PROBLEM STATEMENT: The records underneath are to be repeated exactly, with the pictures left out.

[Dataset records on visual material]
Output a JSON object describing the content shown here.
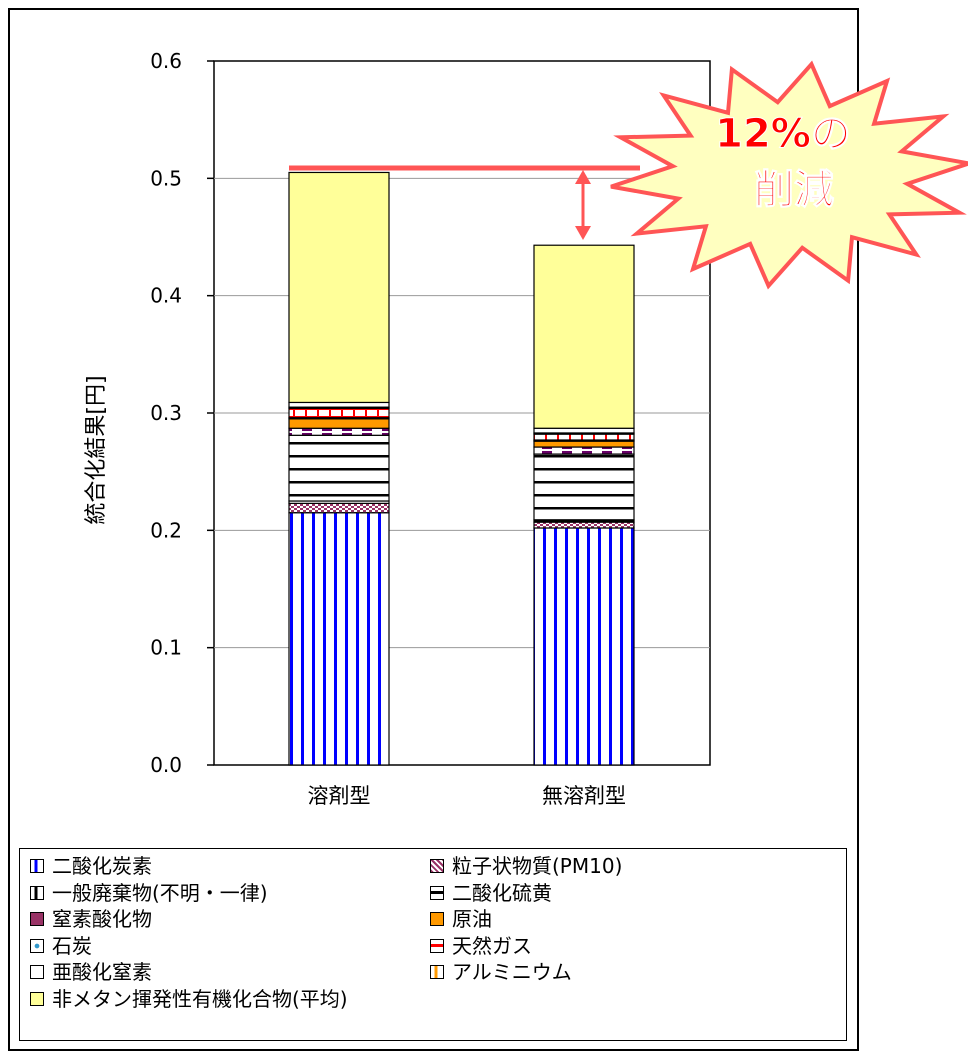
{
  "chart_data": {
    "type": "bar",
    "stacked": true,
    "ylabel": "統合化結果[円]",
    "xlabel": "",
    "ylim": [
      0,
      0.6
    ],
    "yticks": [
      "0.0",
      "0.1",
      "0.2",
      "0.3",
      "0.4",
      "0.5",
      "0.6"
    ],
    "categories": [
      "溶剤型",
      "無溶剤型"
    ],
    "grid": true,
    "legend_position": "bottom",
    "series": [
      {
        "name": "二酸化炭素",
        "values": [
          0.215,
          0.202
        ],
        "color": "#0000ff",
        "pattern": "vertical-lines"
      },
      {
        "name": "粒子状物質(PM10)",
        "values": [
          0.008,
          0.005
        ],
        "color": "#993366",
        "pattern": "checker"
      },
      {
        "name": "一般廃棄物(不明・一律)",
        "values": [
          0.002,
          0.002
        ],
        "color": "#000000",
        "pattern": "horizontal-lines"
      },
      {
        "name": "二酸化硫黄",
        "values": [
          0.056,
          0.056
        ],
        "color": "#000000",
        "pattern": "horizontal-lines"
      },
      {
        "name": "窒素酸化物",
        "values": [
          0.006,
          0.006
        ],
        "color": "#993366",
        "pattern": "dashes"
      },
      {
        "name": "原油",
        "values": [
          0.008,
          0.005
        ],
        "color": "#ff9900",
        "pattern": "solid"
      },
      {
        "name": "石炭",
        "values": [
          0.001,
          0.001
        ],
        "color": "#000000",
        "pattern": "dots"
      },
      {
        "name": "天然ガス",
        "values": [
          0.008,
          0.005
        ],
        "color": "#ff0000",
        "pattern": "dashes"
      },
      {
        "name": "亜酸化窒素",
        "values": [
          0.001,
          0.001
        ],
        "color": "#000000",
        "pattern": "none"
      },
      {
        "name": "アルミニウム",
        "values": [
          0.004,
          0.004
        ],
        "color": "#ff9900",
        "pattern": "none"
      },
      {
        "name": "非メタン揮発性有機化合物(平均)",
        "values": [
          0.196,
          0.156
        ],
        "color": "#ffff99",
        "pattern": "solid"
      }
    ],
    "totals": [
      0.505,
      0.443
    ],
    "annotation": {
      "line1": "12%の",
      "line2": "削減"
    },
    "annotation_fill": "#ffffc0",
    "annotation_stroke": "#ff5555",
    "annotation_text_color": "#ff0000"
  },
  "legend": {
    "items": [
      {
        "label": "二酸化炭素",
        "swatch_color": "#0000ff",
        "swatch_style": "bar-left"
      },
      {
        "label": "粒子状物質(PM10)",
        "swatch_color": "#993366",
        "swatch_style": "checker"
      },
      {
        "label": "一般廃棄物(不明・一律)",
        "swatch_color": "#000000",
        "swatch_style": "bar-left"
      },
      {
        "label": "二酸化硫黄",
        "swatch_color": "#000000",
        "swatch_style": "mid-line"
      },
      {
        "label": "窒素酸化物",
        "swatch_color": "#993366",
        "swatch_style": "fill"
      },
      {
        "label": "原油",
        "swatch_color": "#ff9900",
        "swatch_style": "fill"
      },
      {
        "label": "石炭",
        "swatch_color": "#3399cc",
        "swatch_style": "dot"
      },
      {
        "label": "天然ガス",
        "swatch_color": "#ff0000",
        "swatch_style": "mid-line"
      },
      {
        "label": "亜酸化窒素",
        "swatch_color": "#ffffff",
        "swatch_style": "empty"
      },
      {
        "label": "アルミニウム",
        "swatch_color": "#ff9900",
        "swatch_style": "bar-left"
      },
      {
        "label": "非メタン揮発性有機化合物(平均)",
        "swatch_color": "#ffff99",
        "swatch_style": "fill"
      }
    ]
  }
}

RESPONSE TO THE EXERCISE:
Output a JSON object describing the content shown here.
{
  "chart_data": {
    "type": "bar",
    "stacked": true,
    "ylabel": "統合化結果[円]",
    "xlabel": "",
    "ylim": [
      0,
      0.6
    ],
    "yticks": [
      "0.0",
      "0.1",
      "0.2",
      "0.3",
      "0.4",
      "0.5",
      "0.6"
    ],
    "categories": [
      "溶剤型",
      "無溶剤型"
    ],
    "grid": true,
    "legend_position": "bottom",
    "series": [
      {
        "name": "二酸化炭素",
        "values": [
          0.215,
          0.202
        ],
        "color": "#0000ff",
        "pattern": "vertical-lines"
      },
      {
        "name": "粒子状物質(PM10)",
        "values": [
          0.008,
          0.005
        ],
        "color": "#993366",
        "pattern": "checker"
      },
      {
        "name": "一般廃棄物(不明・一律)",
        "values": [
          0.002,
          0.002
        ],
        "color": "#000000",
        "pattern": "horizontal-lines"
      },
      {
        "name": "二酸化硫黄",
        "values": [
          0.056,
          0.056
        ],
        "color": "#000000",
        "pattern": "horizontal-lines"
      },
      {
        "name": "窒素酸化物",
        "values": [
          0.006,
          0.006
        ],
        "color": "#993366",
        "pattern": "dashes"
      },
      {
        "name": "原油",
        "values": [
          0.008,
          0.005
        ],
        "color": "#ff9900",
        "pattern": "solid"
      },
      {
        "name": "石炭",
        "values": [
          0.001,
          0.001
        ],
        "color": "#000000",
        "pattern": "dots"
      },
      {
        "name": "天然ガス",
        "values": [
          0.008,
          0.005
        ],
        "color": "#ff0000",
        "pattern": "dashes"
      },
      {
        "name": "亜酸化窒素",
        "values": [
          0.001,
          0.001
        ],
        "color": "#000000",
        "pattern": "none"
      },
      {
        "name": "アルミニウム",
        "values": [
          0.004,
          0.004
        ],
        "color": "#ff9900",
        "pattern": "none"
      },
      {
        "name": "非メタン揮発性有機化合物(平均)",
        "values": [
          0.196,
          0.156
        ],
        "color": "#ffff99",
        "pattern": "solid"
      }
    ],
    "totals": [
      0.505,
      0.443
    ],
    "annotation": {
      "line1": "12%の",
      "line2": "削減"
    },
    "annotation_fill": "#ffffc0",
    "annotation_stroke": "#ff5555",
    "annotation_text_color": "#ff0000"
  },
  "legend": {
    "items": [
      {
        "label": "二酸化炭素",
        "swatch_color": "#0000ff",
        "swatch_style": "bar-left"
      },
      {
        "label": "粒子状物質(PM10)",
        "swatch_color": "#993366",
        "swatch_style": "checker"
      },
      {
        "label": "一般廃棄物(不明・一律)",
        "swatch_color": "#000000",
        "swatch_style": "bar-left"
      },
      {
        "label": "二酸化硫黄",
        "swatch_color": "#000000",
        "swatch_style": "mid-line"
      },
      {
        "label": "窒素酸化物",
        "swatch_color": "#993366",
        "swatch_style": "fill"
      },
      {
        "label": "原油",
        "swatch_color": "#ff9900",
        "swatch_style": "fill"
      },
      {
        "label": "石炭",
        "swatch_color": "#3399cc",
        "swatch_style": "dot"
      },
      {
        "label": "天然ガス",
        "swatch_color": "#ff0000",
        "swatch_style": "mid-line"
      },
      {
        "label": "亜酸化窒素",
        "swatch_color": "#ffffff",
        "swatch_style": "empty"
      },
      {
        "label": "アルミニウム",
        "swatch_color": "#ff9900",
        "swatch_style": "bar-left"
      },
      {
        "label": "非メタン揮発性有機化合物(平均)",
        "swatch_color": "#ffff99",
        "swatch_style": "fill"
      }
    ]
  }
}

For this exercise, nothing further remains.